[Dataset items]
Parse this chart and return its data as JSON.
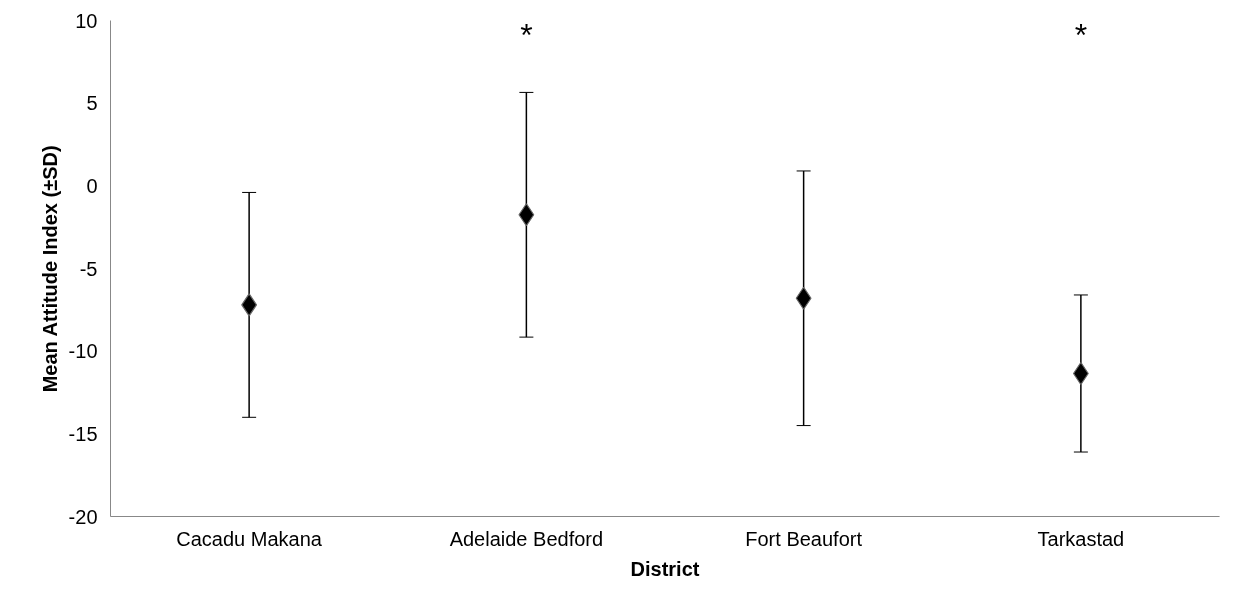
{
  "chart_data": {
    "type": "scatter",
    "xlabel": "District",
    "ylabel": "Mean Attitude Index (±SD)",
    "categories": [
      "Cacadu Makana",
      "Adelaide Bedford",
      "Fort Beaufort",
      "Tarkastad"
    ],
    "values": [
      -7.2,
      -1.75,
      -6.8,
      -11.35
    ],
    "errors": [
      6.8,
      7.4,
      7.7,
      4.75
    ],
    "color": "#000000",
    "marker": "diamond",
    "ylim": [
      -20,
      10
    ],
    "yticks": [
      -20,
      -15,
      -10,
      -5,
      0,
      5,
      10
    ],
    "grid": false,
    "legend": false,
    "annotations": [
      "*",
      "*"
    ]
  }
}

▶ THE REQUEST
Set down every entry word for word, but omit the pictures.

▶ CORRECT RESULT
Parse this chart and return its data as JSON.
{
  "chart_data": {
    "type": "scatter",
    "xlabel": "District",
    "ylabel": "Mean Attitude Index (±SD)",
    "categories": [
      "Cacadu Makana",
      "Adelaide Bedford",
      "Fort Beaufort",
      "Tarkastad"
    ],
    "values": [
      -7.2,
      -1.75,
      -6.8,
      -11.35
    ],
    "errors": [
      6.8,
      7.4,
      7.7,
      4.75
    ],
    "color": "#000000",
    "marker": "diamond",
    "ylim": [
      -20,
      10
    ],
    "yticks": [
      -20,
      -15,
      -10,
      -5,
      0,
      5,
      10
    ],
    "grid": false,
    "legend": false,
    "annotations": [
      "*",
      "*"
    ]
  }
}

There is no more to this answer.